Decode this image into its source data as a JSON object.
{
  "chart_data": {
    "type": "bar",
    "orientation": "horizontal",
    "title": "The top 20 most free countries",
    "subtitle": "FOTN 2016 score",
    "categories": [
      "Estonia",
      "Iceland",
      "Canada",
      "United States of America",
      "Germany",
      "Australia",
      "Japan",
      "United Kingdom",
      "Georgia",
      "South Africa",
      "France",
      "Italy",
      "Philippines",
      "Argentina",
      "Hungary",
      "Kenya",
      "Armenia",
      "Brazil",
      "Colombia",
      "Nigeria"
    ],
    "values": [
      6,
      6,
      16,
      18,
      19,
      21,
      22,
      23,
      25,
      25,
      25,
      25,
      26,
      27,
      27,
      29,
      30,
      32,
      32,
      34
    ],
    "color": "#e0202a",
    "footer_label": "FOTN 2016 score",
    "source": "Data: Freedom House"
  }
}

Work required: Restate all of the entries above precisely.

Reply to the exercise:
Decode this image into its source data as a JSON object.
{
  "chart_data": {
    "type": "bar",
    "orientation": "horizontal",
    "title": "The top 20 most free countries",
    "subtitle": "FOTN 2016 score",
    "categories": [
      "Estonia",
      "Iceland",
      "Canada",
      "United States of America",
      "Germany",
      "Australia",
      "Japan",
      "United Kingdom",
      "Georgia",
      "South Africa",
      "France",
      "Italy",
      "Philippines",
      "Argentina",
      "Hungary",
      "Kenya",
      "Armenia",
      "Brazil",
      "Colombia",
      "Nigeria"
    ],
    "values": [
      6,
      6,
      16,
      18,
      19,
      21,
      22,
      23,
      25,
      25,
      25,
      25,
      26,
      27,
      27,
      29,
      30,
      32,
      32,
      34
    ],
    "color": "#e0202a",
    "footer_label": "FOTN 2016 score",
    "source": "Data: Freedom House"
  }
}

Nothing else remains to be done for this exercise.